::: EXERCISE INPUTS :::

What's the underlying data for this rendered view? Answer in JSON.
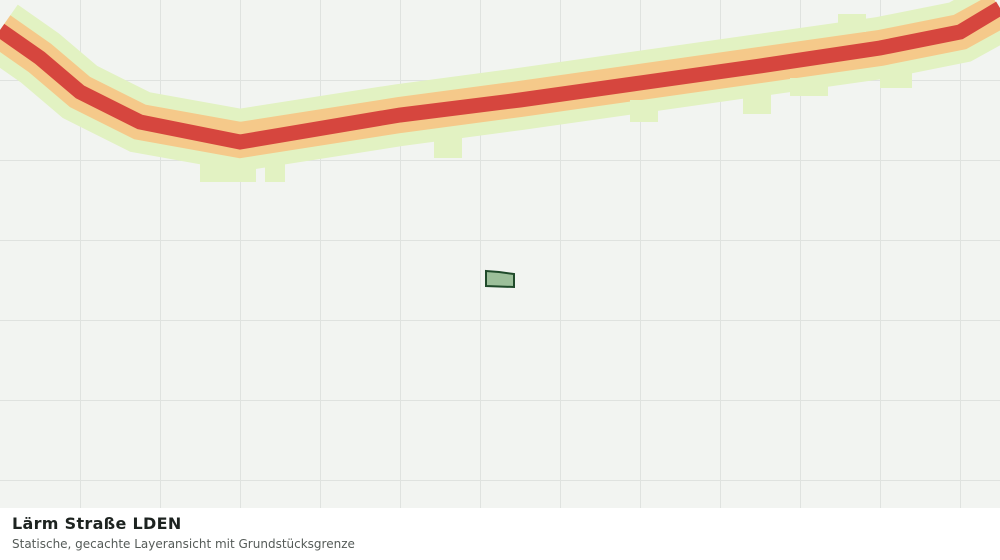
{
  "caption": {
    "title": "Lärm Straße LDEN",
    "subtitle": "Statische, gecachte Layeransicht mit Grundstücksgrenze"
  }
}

:::

EXERCISE DESCRIPTION » Reproduce the records above exactly, leaving out every picture they contain.

REPLY »
What's the underlying data for this rendered view? Answer in JSON.
{
  "caption": {
    "title": "Lärm Straße LDEN",
    "subtitle": "Statische, gecachte Layeransicht mit Grundstücksgrenze"
  }
}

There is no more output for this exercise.